* To be done:
Go through the entries below and collect each line with the string "barbas" in it.

* Supplied data:
● ● ●

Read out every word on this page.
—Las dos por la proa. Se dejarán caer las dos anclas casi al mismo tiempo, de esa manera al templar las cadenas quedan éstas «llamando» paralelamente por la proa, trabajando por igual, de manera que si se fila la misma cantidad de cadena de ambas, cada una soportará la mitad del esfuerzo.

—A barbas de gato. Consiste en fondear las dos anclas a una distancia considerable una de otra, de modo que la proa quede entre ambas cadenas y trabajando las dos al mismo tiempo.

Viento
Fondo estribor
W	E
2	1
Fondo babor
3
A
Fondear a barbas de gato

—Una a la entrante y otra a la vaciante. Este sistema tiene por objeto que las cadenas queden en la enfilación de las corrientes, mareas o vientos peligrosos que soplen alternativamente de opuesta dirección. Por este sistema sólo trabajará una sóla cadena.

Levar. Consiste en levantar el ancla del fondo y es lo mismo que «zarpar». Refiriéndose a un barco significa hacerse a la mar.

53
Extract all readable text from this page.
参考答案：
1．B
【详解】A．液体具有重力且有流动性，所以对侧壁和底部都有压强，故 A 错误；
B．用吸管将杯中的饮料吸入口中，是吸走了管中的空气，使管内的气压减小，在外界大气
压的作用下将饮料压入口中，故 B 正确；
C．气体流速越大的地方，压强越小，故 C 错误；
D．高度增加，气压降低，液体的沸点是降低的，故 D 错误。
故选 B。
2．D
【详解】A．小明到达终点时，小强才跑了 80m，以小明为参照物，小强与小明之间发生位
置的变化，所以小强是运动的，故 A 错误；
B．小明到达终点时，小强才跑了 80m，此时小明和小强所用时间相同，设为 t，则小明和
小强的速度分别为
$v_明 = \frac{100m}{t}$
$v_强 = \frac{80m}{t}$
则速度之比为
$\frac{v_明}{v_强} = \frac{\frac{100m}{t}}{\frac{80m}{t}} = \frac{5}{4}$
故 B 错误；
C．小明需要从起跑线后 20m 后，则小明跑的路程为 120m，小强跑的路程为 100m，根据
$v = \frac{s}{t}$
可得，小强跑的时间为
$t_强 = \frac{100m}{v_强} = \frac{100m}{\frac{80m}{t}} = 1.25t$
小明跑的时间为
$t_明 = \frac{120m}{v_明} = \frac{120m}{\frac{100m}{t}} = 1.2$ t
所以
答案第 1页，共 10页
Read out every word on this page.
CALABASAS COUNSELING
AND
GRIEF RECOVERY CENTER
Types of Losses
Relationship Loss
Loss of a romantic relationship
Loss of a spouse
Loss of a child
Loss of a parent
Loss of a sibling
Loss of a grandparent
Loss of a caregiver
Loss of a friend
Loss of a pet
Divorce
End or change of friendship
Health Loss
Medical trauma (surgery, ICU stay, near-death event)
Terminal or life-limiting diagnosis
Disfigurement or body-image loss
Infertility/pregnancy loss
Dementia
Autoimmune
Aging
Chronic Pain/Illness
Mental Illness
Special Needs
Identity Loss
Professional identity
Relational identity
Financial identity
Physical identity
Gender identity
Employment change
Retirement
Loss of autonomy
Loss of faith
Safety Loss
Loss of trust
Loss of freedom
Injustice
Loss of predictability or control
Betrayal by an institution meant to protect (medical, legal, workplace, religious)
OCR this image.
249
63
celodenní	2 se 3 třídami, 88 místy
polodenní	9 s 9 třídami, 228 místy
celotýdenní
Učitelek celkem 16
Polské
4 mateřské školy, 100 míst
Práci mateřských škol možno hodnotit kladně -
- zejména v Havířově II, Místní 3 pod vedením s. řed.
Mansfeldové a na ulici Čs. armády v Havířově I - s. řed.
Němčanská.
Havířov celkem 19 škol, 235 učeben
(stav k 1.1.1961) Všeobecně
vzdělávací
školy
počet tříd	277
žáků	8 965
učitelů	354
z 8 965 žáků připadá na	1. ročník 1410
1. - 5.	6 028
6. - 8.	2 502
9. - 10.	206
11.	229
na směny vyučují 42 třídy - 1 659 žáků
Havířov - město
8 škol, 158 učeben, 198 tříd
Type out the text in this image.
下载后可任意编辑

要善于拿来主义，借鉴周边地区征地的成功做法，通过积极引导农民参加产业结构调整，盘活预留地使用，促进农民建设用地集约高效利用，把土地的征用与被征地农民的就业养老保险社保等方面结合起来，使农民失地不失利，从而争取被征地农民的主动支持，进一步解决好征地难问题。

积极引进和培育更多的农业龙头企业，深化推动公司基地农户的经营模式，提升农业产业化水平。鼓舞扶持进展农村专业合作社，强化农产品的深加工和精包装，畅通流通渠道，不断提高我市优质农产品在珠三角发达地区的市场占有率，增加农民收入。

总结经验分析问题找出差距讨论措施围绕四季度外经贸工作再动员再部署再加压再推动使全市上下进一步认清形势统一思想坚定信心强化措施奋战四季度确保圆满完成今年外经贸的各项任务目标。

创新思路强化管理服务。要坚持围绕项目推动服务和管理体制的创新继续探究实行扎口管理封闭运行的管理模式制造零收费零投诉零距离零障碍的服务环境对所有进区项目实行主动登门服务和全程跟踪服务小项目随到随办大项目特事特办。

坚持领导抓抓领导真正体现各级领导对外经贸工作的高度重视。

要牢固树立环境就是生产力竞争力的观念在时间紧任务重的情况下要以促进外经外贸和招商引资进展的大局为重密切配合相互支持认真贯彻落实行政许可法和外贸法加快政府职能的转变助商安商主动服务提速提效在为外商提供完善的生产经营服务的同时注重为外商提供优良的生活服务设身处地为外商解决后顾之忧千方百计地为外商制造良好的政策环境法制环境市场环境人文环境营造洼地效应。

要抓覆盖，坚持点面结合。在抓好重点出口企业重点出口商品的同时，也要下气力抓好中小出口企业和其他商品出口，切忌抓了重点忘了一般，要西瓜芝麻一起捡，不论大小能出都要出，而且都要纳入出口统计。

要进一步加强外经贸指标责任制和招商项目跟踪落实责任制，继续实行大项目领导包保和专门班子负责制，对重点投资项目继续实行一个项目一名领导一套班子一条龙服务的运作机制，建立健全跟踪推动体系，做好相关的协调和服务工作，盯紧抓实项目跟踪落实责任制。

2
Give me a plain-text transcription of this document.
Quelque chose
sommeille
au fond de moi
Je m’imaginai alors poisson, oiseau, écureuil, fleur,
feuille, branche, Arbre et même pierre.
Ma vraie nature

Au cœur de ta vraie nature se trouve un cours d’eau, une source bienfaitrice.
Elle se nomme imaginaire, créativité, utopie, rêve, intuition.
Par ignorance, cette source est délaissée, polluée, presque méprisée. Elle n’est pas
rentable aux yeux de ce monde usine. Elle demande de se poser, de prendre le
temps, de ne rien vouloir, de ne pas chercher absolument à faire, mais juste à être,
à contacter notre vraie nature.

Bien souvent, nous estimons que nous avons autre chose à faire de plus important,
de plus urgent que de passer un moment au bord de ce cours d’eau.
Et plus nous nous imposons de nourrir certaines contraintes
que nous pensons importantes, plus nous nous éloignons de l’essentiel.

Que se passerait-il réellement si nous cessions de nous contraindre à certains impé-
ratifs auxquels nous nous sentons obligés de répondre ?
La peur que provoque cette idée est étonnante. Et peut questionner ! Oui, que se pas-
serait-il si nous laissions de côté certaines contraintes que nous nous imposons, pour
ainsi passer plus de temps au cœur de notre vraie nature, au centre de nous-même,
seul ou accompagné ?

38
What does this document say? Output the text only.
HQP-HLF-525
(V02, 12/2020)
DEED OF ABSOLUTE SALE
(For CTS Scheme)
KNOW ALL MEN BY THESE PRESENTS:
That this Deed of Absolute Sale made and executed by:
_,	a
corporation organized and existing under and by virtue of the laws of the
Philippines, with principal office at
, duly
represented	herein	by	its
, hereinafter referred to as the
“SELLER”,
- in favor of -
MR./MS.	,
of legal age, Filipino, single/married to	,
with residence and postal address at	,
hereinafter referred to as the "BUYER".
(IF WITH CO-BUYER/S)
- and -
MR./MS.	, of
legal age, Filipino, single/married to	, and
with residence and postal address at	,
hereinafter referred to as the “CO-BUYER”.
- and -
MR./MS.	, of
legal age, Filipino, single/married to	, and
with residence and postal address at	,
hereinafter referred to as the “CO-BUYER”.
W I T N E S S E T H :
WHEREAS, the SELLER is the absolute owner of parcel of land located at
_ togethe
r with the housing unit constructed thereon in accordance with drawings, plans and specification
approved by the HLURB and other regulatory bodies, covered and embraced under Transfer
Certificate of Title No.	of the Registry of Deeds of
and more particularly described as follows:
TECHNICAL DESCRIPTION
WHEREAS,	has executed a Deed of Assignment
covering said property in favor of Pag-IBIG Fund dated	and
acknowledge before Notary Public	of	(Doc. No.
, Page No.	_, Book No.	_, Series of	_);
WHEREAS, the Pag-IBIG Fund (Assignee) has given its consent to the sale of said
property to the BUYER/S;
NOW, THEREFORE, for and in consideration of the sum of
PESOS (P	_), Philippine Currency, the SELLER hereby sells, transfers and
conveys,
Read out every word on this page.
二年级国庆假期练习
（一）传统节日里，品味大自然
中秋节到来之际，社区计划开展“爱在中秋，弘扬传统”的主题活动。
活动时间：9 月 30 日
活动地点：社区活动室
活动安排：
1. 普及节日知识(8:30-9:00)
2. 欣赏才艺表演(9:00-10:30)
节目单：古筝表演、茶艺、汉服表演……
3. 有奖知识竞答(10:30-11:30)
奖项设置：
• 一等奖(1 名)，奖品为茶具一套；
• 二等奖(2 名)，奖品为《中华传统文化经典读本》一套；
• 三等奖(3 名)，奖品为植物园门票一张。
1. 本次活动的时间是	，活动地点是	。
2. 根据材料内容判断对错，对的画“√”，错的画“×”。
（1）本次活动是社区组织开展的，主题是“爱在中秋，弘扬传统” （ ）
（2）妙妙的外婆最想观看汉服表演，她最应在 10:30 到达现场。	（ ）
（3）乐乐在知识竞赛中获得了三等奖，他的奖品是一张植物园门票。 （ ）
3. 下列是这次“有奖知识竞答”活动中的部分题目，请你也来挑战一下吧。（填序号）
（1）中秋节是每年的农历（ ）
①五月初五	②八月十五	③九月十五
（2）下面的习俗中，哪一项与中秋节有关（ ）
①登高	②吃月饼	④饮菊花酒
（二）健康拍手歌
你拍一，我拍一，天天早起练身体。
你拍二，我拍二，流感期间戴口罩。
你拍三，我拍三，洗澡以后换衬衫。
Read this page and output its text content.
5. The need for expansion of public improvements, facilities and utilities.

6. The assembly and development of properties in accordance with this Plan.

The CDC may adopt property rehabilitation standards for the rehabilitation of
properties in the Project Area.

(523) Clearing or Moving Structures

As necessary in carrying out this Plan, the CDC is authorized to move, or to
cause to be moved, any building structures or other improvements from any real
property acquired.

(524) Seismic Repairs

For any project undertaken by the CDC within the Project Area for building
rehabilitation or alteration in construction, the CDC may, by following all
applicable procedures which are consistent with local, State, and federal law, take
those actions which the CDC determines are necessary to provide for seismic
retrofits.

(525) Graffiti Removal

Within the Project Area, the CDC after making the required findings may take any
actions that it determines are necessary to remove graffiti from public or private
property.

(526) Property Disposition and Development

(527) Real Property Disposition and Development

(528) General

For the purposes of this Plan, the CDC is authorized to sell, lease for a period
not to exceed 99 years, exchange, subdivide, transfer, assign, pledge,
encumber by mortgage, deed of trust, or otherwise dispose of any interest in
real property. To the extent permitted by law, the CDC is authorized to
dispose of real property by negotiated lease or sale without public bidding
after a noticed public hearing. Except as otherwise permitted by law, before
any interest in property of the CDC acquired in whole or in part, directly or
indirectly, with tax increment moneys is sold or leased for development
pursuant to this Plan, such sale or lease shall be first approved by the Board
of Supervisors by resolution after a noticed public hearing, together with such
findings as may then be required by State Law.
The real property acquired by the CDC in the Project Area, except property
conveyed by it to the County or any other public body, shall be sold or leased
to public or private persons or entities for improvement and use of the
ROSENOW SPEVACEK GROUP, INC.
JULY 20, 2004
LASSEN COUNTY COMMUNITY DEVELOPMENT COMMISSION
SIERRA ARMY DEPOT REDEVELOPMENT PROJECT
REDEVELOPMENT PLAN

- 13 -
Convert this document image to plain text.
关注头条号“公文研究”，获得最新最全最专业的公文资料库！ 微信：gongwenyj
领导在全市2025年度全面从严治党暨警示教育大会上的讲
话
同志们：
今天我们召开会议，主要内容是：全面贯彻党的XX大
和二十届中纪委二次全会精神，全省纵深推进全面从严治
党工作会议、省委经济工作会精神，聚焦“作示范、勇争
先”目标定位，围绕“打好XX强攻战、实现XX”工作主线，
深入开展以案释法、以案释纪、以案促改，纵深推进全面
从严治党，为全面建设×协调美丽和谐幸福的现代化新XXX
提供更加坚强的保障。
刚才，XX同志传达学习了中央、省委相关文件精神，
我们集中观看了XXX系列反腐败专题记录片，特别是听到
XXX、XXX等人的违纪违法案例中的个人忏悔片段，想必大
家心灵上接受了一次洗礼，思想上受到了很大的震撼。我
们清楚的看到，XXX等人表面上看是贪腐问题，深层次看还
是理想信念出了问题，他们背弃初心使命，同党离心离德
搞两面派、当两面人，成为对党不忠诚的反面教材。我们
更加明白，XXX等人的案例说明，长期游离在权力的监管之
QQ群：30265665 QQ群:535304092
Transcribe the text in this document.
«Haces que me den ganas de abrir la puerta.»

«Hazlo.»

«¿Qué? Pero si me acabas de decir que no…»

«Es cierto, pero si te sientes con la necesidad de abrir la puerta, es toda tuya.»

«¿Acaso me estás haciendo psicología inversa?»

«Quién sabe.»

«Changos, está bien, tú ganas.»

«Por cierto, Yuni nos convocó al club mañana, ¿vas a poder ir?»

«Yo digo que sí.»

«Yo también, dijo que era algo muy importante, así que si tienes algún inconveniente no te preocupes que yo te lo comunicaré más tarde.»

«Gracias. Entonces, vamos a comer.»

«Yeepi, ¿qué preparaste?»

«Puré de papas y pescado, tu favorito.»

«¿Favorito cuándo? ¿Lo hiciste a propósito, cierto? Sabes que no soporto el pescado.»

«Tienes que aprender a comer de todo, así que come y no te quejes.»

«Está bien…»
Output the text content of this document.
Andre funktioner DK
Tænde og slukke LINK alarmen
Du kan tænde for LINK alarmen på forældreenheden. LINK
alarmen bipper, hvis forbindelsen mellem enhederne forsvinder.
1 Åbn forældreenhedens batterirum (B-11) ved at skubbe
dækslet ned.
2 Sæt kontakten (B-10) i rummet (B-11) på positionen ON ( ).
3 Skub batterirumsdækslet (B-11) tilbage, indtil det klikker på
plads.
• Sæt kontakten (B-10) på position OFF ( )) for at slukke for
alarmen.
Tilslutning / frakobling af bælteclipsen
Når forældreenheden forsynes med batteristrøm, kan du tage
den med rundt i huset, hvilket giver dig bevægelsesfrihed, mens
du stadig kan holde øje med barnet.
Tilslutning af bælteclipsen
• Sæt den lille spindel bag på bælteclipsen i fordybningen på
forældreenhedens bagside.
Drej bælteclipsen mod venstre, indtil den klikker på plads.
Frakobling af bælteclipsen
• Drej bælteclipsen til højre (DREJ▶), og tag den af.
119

● ● ●

* Exercise result:
—A barbas de gato. Consiste en fondear las dos anclas a una distancia considerable una de otra, de modo que la proa quede entre ambas cadenas y trabajando las dos al mismo tiempo.
Fondear a barbas de gato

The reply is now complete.